Excerpted passage:
---*---

The following article is adapted from a "work in progress" research report by Trevor Suslow, extension specialist in postharvest technology, Department of Vegetable Crops, UC Davis

Farming practices that emphasize the use of raw animal manure, manure slurries or "teas," and animal manure-based compost play an important role in the recycling of organic nutrients and developing a rich soil structure. However, due to the increasing frequency of outbreaks of food-borne pathogens, serious concern has been raised for a different type of recycling through our agricultural production systems. The recycling of bacterial pathogens and protozoan parasites from animals to humans through water, soil and crops has created a serious challenge for producers, processors, and consumers of fresh produce. Researchers at the University of California, Davis, and other academic, government, and private institutions are beginning to address ways to understand the environmental persistence and control points for these pathogens of global concern.

In Japan in 1996, an Escherichia coli (E. coli) outbreak killed, nine people, 30 people were reported in critical condition, and a total of 8,500 cases were recorded. The suspected cause of the outbreak was salad, with sprouted seeds being the primary suspected source of the foodborne contamination. Without question, foodborne illness has emerged as a major worldwide issue impacting production, processing, domestic and export marketing, and consumer confidence in the food supply [Center for Disease Control, 1997]. Wholesale buyers are starting to expect documentation of prevention and critical control point programs for food safety down to the farm level. In the immediate future, agricultural producers will be charged with establishing and documenting methods of risk reduction and prevention. The need exists to specifically address methods of prevention and reduction of microbial risks as a systemic program of postharvest quality and safety of specialty fruits and vegetables.

---*---

Excerpts from a dataset
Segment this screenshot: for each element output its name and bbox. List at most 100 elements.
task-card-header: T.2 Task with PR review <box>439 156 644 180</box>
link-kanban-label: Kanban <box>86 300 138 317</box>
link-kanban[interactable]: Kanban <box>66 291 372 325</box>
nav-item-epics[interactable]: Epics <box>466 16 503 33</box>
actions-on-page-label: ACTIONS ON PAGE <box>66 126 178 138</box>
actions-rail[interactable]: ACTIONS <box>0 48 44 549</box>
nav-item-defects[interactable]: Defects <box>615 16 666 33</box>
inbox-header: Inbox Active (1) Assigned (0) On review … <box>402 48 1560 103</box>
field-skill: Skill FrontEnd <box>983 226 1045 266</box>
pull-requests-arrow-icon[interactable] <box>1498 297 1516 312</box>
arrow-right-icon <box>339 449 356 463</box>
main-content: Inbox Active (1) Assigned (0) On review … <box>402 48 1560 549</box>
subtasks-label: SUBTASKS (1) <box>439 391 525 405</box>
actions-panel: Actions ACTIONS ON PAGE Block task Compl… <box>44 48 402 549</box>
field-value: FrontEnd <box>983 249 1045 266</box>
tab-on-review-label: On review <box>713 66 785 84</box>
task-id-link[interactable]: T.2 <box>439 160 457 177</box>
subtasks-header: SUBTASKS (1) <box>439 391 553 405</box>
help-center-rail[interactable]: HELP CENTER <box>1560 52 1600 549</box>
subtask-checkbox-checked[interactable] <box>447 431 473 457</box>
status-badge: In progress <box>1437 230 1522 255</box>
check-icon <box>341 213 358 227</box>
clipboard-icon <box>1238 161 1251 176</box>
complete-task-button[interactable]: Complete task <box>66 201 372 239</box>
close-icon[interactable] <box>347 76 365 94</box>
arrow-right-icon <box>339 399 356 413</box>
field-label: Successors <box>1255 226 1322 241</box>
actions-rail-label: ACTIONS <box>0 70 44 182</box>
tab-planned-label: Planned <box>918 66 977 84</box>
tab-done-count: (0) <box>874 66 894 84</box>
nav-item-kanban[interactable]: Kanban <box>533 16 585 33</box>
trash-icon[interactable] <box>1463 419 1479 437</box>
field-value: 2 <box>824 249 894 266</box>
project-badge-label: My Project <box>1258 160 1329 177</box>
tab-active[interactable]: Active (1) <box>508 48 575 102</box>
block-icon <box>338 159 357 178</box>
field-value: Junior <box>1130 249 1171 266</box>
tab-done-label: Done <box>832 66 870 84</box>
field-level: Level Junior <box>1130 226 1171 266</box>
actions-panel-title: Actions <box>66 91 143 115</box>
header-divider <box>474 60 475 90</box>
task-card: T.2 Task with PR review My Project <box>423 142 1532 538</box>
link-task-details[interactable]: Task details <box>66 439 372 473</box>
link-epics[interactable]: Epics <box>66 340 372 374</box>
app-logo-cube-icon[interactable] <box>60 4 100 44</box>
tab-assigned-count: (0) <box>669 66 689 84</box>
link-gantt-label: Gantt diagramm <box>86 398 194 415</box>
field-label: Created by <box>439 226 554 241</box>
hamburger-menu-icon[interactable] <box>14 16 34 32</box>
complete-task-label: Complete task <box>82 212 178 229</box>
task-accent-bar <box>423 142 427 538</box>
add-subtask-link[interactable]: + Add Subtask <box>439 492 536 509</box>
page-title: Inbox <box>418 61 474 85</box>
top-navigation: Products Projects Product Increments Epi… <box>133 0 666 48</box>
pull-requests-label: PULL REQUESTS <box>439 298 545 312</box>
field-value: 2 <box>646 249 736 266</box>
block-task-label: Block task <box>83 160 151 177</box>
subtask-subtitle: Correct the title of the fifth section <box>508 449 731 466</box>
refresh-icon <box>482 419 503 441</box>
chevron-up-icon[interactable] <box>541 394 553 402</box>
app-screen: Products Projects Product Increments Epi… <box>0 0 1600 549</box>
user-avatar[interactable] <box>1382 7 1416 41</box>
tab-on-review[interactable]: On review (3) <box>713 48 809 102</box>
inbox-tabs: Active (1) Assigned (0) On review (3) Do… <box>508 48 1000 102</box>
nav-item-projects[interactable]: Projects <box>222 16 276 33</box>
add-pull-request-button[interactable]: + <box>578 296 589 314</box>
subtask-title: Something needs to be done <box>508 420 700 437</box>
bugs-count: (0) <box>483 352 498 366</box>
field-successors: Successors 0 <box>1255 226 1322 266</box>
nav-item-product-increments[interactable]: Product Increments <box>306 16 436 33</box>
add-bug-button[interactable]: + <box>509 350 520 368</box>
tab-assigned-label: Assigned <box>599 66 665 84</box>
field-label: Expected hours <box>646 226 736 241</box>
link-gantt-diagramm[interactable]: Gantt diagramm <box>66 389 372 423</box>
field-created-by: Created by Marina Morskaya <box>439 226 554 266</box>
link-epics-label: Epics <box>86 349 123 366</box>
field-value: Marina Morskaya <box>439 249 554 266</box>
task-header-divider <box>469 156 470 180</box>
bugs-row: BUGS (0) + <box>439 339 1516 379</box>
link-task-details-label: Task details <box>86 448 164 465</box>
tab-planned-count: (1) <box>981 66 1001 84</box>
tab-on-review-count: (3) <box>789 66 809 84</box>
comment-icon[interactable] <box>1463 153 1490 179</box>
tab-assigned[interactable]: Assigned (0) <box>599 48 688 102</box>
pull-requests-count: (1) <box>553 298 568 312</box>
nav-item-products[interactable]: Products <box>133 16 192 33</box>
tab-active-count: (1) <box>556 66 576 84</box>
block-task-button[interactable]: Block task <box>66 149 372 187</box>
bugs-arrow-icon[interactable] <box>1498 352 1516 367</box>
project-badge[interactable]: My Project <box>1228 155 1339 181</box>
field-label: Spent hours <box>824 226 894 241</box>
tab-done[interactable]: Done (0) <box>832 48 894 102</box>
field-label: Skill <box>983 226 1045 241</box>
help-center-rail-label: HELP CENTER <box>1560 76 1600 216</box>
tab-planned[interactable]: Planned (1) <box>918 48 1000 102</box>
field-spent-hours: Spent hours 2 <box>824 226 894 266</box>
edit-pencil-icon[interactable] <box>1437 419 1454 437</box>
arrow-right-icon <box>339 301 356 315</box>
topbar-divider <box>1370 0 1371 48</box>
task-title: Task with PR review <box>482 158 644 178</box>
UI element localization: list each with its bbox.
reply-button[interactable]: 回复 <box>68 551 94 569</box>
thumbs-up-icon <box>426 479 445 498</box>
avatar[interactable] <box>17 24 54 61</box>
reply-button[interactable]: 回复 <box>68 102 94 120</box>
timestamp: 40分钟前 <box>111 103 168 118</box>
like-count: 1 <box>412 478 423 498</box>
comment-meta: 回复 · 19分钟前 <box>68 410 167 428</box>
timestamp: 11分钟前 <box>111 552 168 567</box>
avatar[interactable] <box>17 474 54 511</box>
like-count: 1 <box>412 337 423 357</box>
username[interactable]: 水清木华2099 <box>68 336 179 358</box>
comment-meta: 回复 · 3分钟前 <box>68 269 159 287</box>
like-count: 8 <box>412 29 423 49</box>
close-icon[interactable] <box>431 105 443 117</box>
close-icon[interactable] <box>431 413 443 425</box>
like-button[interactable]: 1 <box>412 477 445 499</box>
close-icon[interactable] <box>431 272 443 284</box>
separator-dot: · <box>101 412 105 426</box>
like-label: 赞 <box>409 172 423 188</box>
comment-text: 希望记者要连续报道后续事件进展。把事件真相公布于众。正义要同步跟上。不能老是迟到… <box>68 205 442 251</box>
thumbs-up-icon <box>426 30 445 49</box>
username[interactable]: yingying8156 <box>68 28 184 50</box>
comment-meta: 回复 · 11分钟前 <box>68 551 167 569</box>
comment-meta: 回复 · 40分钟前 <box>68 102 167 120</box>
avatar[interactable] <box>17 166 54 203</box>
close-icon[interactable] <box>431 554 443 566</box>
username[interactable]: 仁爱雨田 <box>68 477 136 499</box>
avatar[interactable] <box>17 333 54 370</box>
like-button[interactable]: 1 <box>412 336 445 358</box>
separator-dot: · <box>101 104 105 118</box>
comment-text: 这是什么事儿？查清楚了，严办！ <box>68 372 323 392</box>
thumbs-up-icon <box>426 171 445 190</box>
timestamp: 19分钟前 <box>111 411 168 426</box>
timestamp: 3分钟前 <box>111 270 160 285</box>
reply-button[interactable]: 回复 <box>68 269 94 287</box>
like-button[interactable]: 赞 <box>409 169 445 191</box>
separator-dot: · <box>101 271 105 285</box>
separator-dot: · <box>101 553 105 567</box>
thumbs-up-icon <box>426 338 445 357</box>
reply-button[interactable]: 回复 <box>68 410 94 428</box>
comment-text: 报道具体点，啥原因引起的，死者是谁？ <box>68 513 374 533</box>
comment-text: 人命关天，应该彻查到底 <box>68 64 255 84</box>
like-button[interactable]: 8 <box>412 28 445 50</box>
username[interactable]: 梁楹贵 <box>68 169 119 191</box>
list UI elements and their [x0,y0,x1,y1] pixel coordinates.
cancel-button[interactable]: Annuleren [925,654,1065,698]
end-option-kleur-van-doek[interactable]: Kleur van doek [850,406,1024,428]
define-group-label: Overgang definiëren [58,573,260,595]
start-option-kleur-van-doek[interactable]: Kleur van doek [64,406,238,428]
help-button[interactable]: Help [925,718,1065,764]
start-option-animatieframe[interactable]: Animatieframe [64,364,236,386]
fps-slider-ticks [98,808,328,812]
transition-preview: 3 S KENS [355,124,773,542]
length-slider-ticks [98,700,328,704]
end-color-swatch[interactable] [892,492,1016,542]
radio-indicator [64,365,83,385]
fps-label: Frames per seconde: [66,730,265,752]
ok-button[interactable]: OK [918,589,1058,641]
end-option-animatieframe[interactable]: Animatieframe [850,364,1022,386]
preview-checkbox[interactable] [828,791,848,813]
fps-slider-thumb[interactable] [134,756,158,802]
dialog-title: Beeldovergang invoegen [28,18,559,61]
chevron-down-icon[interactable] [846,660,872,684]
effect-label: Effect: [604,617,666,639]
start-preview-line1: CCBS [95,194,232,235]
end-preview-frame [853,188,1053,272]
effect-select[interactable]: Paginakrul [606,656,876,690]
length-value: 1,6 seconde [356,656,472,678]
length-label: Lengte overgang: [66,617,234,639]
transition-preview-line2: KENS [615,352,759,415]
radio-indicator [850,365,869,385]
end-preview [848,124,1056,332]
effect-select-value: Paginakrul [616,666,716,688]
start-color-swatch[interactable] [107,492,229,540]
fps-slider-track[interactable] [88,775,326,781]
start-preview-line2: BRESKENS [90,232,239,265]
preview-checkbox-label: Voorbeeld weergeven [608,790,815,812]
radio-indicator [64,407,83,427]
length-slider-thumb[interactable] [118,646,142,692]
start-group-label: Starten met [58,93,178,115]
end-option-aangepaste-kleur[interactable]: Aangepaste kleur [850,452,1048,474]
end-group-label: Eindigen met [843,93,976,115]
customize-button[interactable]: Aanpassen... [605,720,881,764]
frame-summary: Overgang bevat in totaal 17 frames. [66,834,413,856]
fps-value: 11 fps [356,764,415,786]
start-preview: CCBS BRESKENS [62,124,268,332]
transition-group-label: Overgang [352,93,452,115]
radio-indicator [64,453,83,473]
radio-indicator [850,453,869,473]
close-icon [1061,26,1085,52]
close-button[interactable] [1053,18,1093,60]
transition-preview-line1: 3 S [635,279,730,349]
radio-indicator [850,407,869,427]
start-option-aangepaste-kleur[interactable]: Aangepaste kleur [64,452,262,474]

---*---

Work task:
Can you continue the article on manure use and foodborne pathogens in fresh produce, starting right after its last sentence?

Response for this exercise:
Although there are several other food pathogens of concern, this article focuses on E. coli O157:H7 in recognition of the elevated consequences of infection from noncooked produce. E. coli O157:H7 is the predominant strain of a group of toxin-producing E. coli. Common E. coli is an ubiquitous intestinal inhabitant. The toxigenic forms, such as E. coli O157:H7, have been an increasing problem since first identified in 1982. Although far fewer cases have been recorded than of Salmonella cases, E. coli O157:H7 is more hazardous, causing the life-threatening condition Hemolytic Uremic Syndrome (HUS), which results in acute kidney failure. An additional risk feature associated with E. coli O157:H7 is the very low number of contaminating cells required for infection. Estimates of one to five bacteria per gram of food may be sufficient to cause infection in sensitive individuals. The population sector most at risk are the very young, the elderly, women during pregnancy, and immunocompromised individuals.

With so few bacterial cells necessary, growth on infested produce is not a requirement for human infection, as with most other pathogens. Therefore, refrigeration of harvested produce is not a sufficient control. In addition, due to the low numbers, absence of detection is not a foolproof assurance of safety. Screening of water sources or harvested produce is not a practical approach to control. Prevention and sanitation are the key tools we must use. Awareness of the characteristics and sources of this pathogen and exposure to the impact of its potential presence in agricultural production and produce distribution are important first elements towards developing local strategies for microbial risk reduction in our food supply.

Known Sources of E. coli O157:H7

E.coli O157:H7 has been found in reservoir and recreational water and in water sources used for overhead irrigation of vegetables. It also has been detected in the feces of many animals including dairy and feedlot cows, poultry (especially chicks), lamb, piglets, children, pets, deer, and waterfowl. Clearly, intermingling farm animals and vegetables during production is not a recommended practice. E. coli O157:H7 has been shown to persist in drying manure and to be present in incompletely composted dairy and feedlot waste. Persistence in manure amended soils is not well characterized and is the subject of current research efforts at UC Davis. In some agricultural systems, raw manure may be surface applied or incorporated into soil at various time intervals prior to planting or harvest. We are in the initial stages of determining what preplant time intervals are required to minimize the risk of crop contamination. Currently, the recommended interval is 60 days.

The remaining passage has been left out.